TASK DIRECTIONS: Set down all of the data exactly as it appears.

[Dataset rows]

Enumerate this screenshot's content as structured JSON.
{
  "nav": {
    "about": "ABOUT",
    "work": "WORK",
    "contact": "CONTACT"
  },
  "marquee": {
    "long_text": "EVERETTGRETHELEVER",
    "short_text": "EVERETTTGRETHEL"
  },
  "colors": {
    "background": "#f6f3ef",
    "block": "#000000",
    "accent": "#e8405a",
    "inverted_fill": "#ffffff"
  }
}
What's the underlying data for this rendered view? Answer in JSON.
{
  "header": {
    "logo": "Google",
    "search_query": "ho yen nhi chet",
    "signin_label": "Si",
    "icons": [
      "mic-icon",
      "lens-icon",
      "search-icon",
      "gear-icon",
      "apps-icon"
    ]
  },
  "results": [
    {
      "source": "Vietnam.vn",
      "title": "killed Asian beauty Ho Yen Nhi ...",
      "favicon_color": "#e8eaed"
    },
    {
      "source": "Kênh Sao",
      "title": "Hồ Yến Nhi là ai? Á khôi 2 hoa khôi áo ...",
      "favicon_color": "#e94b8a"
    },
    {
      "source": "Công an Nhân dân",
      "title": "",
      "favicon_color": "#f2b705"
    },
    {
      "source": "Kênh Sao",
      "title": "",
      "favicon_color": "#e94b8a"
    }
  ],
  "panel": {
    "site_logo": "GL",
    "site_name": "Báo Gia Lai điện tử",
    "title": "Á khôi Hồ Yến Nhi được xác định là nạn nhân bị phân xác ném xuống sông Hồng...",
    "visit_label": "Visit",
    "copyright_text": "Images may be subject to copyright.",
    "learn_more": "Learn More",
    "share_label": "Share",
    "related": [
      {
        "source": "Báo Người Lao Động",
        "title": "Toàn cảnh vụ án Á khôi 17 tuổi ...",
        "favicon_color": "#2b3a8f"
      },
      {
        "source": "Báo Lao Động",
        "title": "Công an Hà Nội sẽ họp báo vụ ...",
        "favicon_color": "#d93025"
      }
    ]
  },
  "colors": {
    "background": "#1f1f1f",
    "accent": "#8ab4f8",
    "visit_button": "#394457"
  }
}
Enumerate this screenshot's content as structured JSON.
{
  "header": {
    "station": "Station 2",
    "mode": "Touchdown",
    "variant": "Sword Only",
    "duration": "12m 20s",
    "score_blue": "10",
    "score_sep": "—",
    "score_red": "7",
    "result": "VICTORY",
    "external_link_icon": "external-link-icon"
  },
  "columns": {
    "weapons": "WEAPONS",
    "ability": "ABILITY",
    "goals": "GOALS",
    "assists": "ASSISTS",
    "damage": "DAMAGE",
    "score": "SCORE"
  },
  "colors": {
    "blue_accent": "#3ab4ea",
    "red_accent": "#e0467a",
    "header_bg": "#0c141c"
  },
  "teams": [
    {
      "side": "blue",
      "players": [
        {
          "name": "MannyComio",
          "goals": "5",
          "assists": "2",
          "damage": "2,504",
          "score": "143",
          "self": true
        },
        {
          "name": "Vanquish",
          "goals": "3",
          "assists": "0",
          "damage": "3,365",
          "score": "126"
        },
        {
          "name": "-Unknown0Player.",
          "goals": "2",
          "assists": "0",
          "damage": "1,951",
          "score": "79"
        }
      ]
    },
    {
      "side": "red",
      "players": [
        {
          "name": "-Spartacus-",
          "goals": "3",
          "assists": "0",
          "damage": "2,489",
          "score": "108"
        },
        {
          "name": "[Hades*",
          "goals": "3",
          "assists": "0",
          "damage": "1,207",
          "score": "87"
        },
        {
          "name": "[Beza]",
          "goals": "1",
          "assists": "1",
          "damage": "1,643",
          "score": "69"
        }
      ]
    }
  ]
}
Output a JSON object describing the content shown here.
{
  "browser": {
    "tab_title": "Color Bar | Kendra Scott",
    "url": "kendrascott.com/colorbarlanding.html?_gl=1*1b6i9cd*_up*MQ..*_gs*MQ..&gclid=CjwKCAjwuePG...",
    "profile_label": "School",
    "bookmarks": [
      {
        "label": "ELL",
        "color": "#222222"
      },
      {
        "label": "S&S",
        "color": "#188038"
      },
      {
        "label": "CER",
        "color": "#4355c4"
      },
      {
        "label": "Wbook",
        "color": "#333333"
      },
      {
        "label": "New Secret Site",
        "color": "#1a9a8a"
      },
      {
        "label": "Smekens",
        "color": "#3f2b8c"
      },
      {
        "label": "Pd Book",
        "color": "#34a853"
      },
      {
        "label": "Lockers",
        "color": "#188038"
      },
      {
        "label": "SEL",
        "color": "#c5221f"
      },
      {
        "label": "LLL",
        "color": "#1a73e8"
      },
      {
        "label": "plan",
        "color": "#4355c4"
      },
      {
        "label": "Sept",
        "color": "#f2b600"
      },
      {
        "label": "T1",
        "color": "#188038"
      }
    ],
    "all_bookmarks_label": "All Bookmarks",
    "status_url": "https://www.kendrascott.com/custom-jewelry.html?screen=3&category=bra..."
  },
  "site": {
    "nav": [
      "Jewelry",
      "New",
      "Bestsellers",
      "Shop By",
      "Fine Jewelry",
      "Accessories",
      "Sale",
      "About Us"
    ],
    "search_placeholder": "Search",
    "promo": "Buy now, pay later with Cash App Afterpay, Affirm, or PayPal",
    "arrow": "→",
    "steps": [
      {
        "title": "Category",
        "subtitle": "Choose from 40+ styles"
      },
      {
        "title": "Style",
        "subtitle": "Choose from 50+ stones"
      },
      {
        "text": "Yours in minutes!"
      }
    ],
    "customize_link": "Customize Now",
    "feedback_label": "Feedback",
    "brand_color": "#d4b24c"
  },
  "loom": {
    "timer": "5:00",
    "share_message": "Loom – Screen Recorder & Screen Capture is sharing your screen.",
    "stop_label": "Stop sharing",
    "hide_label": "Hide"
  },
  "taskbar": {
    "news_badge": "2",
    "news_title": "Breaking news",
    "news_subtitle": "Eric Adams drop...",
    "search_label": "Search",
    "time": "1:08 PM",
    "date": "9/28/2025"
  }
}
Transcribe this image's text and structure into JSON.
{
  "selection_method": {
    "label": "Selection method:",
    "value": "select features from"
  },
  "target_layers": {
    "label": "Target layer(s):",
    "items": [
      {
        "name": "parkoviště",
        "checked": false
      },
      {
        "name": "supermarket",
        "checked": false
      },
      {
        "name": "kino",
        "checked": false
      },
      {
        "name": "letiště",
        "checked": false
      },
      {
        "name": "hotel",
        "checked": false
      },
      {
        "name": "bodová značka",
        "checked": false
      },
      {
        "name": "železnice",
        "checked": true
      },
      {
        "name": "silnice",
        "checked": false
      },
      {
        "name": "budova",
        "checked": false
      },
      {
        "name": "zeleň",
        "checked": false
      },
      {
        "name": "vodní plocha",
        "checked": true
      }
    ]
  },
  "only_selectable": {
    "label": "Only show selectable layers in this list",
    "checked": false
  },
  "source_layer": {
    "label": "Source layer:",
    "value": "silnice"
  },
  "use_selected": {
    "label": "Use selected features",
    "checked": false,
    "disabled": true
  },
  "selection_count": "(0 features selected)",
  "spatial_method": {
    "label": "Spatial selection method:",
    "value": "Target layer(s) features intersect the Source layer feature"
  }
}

THE REPLY:
Enumerate this screenshot's content as structured JSON.
{
  "nav": {
    "about": "ABOUT",
    "work": "WORK",
    "contact": "CONTACT"
  },
  "marquee": {
    "long_text": "EVERETTGRETHELEVER",
    "short_text": "EVERETTTGRETHEL"
  },
  "colors": {
    "background": "#f6f3ef",
    "block": "#000000",
    "accent": "#e8405a",
    "inverted_fill": "#ffffff"
  }
}
What's the underlying data for this rendered view? Answer in JSON.
{
  "header": {
    "logo": "Google",
    "search_query": "ho yen nhi chet",
    "signin_label": "Si",
    "icons": [
      "mic-icon",
      "lens-icon",
      "search-icon",
      "gear-icon",
      "apps-icon"
    ]
  },
  "results": [
    {
      "source": "Vietnam.vn",
      "title": "killed Asian beauty Ho Yen Nhi ...",
      "favicon_color": "#e8eaed"
    },
    {
      "source": "Kênh Sao",
      "title": "Hồ Yến Nhi là ai? Á khôi 2 hoa khôi áo ...",
      "favicon_color": "#e94b8a"
    },
    {
      "source": "Công an Nhân dân",
      "title": "",
      "favicon_color": "#f2b705"
    },
    {
      "source": "Kênh Sao",
      "title": "",
      "favicon_color": "#e94b8a"
    }
  ],
  "panel": {
    "site_logo": "GL",
    "site_name": "Báo Gia Lai điện tử",
    "title": "Á khôi Hồ Yến Nhi được xác định là nạn nhân bị phân xác ném xuống sông Hồng...",
    "visit_label": "Visit",
    "copyright_text": "Images may be subject to copyright.",
    "learn_more": "Learn More",
    "share_label": "Share",
    "related": [
      {
        "source": "Báo Người Lao Động",
        "title": "Toàn cảnh vụ án Á khôi 17 tuổi ...",
        "favicon_color": "#2b3a8f"
      },
      {
        "source": "Báo Lao Động",
        "title": "Công an Hà Nội sẽ họp báo vụ ...",
        "favicon_color": "#d93025"
      }
    ]
  },
  "colors": {
    "background": "#1f1f1f",
    "accent": "#8ab4f8",
    "visit_button": "#394457"
  }
}
Enumerate this screenshot's content as structured JSON.
{
  "header": {
    "station": "Station 2",
    "mode": "Touchdown",
    "variant": "Sword Only",
    "duration": "12m 20s",
    "score_blue": "10",
    "score_sep": "—",
    "score_red": "7",
    "result": "VICTORY",
    "external_link_icon": "external-link-icon"
  },
  "columns": {
    "weapons": "WEAPONS",
    "ability": "ABILITY",
    "goals": "GOALS",
    "assists": "ASSISTS",
    "damage": "DAMAGE",
    "score": "SCORE"
  },
  "colors": {
    "blue_accent": "#3ab4ea",
    "red_accent": "#e0467a",
    "header_bg": "#0c141c"
  },
  "teams": [
    {
      "side": "blue",
      "players": [
        {
          "name": "MannyComio",
          "goals": "5",
          "assists": "2",
          "damage": "2,504",
          "score": "143",
          "self": true
        },
        {
          "name": "Vanquish",
          "goals": "3",
          "assists": "0",
          "damage": "3,365",
          "score": "126"
        },
        {
          "name": "-Unknown0Player.",
          "goals": "2",
          "assists": "0",
          "damage": "1,951",
          "score": "79"
        }
      ]
    },
    {
      "side": "red",
      "players": [
        {
          "name": "-Spartacus-",
          "goals": "3",
          "assists": "0",
          "damage": "2,489",
          "score": "108"
        },
        {
          "name": "[Hades*",
          "goals": "3",
          "assists": "0",
          "damage": "1,207",
          "score": "87"
        },
        {
          "name": "[Beza]",
          "goals": "1",
          "assists": "1",
          "damage": "1,643",
          "score": "69"
        }
      ]
    }
  ]
}
Output a JSON object describing the content shown here.
{
  "browser": {
    "tab_title": "Color Bar | Kendra Scott",
    "url": "kendrascott.com/colorbarlanding.html?_gl=1*1b6i9cd*_up*MQ..*_gs*MQ..&gclid=CjwKCAjwuePG...",
    "profile_label": "School",
    "bookmarks": [
      {
        "label": "ELL",
        "color": "#222222"
      },
      {
        "label": "S&S",
        "color": "#188038"
      },
      {
        "label": "CER",
        "color": "#4355c4"
      },
      {
        "label": "Wbook",
        "color": "#333333"
      },
      {
        "label": "New Secret Site",
        "color": "#1a9a8a"
      },
      {
        "label": "Smekens",
        "color": "#3f2b8c"
      },
      {
        "label": "Pd Book",
        "color": "#34a853"
      },
      {
        "label": "Lockers",
        "color": "#188038"
      },
      {
        "label": "SEL",
        "color": "#c5221f"
      },
      {
        "label": "LLL",
        "color": "#1a73e8"
      },
      {
        "label": "plan",
        "color": "#4355c4"
      },
      {
        "label": "Sept",
        "color": "#f2b600"
      },
      {
        "label": "T1",
        "color": "#188038"
      }
    ],
    "all_bookmarks_label": "All Bookmarks",
    "status_url": "https://www.kendrascott.com/custom-jewelry.html?screen=3&category=bra..."
  },
  "site": {
    "nav": [
      "Jewelry",
      "New",
      "Bestsellers",
      "Shop By",
      "Fine Jewelry",
      "Accessories",
      "Sale",
      "About Us"
    ],
    "search_placeholder": "Search",
    "promo": "Buy now, pay later with Cash App Afterpay, Affirm, or PayPal",
    "arrow": "→",
    "steps": [
      {
        "title": "Category",
        "subtitle": "Choose from 40+ styles"
      },
      {
        "title": "Style",
        "subtitle": "Choose from 50+ stones"
      },
      {
        "text": "Yours in minutes!"
      }
    ],
    "customize_link": "Customize Now",
    "feedback_label": "Feedback",
    "brand_color": "#d4b24c"
  },
  "loom": {
    "timer": "5:00",
    "share_message": "Loom – Screen Recorder & Screen Capture is sharing your screen.",
    "stop_label": "Stop sharing",
    "hide_label": "Hide"
  },
  "taskbar": {
    "news_badge": "2",
    "news_title": "Breaking news",
    "news_subtitle": "Eric Adams drop...",
    "search_label": "Search",
    "time": "1:08 PM",
    "date": "9/28/2025"
  }
}
Transcribe this image's text and structure into JSON.
{
  "selection_method": {
    "label": "Selection method:",
    "value": "select features from"
  },
  "target_layers": {
    "label": "Target layer(s):",
    "items": [
      {
        "name": "parkoviště",
        "checked": false
      },
      {
        "name": "supermarket",
        "checked": false
      },
      {
        "name": "kino",
        "checked": false
      },
      {
        "name": "letiště",
        "checked": false
      },
      {
        "name": "hotel",
        "checked": false
      },
      {
        "name": "bodová značka",
        "checked": false
      },
      {
        "name": "železnice",
        "checked": true
      },
      {
        "name": "silnice",
        "checked": false
      },
      {
        "name": "budova",
        "checked": false
      },
      {
        "name": "zeleň",
        "checked": false
      },
      {
        "name": "vodní plocha",
        "checked": true
      }
    ]
  },
  "only_selectable": {
    "label": "Only show selectable layers in this list",
    "checked": false
  },
  "source_layer": {
    "label": "Source layer:",
    "value": "silnice"
  },
  "use_selected": {
    "label": "Use selected features",
    "checked": false,
    "disabled": true
  },
  "selection_count": "(0 features selected)",
  "spatial_method": {
    "label": "Spatial selection method:",
    "value": "Target layer(s) features intersect the Source layer feature"
  }
}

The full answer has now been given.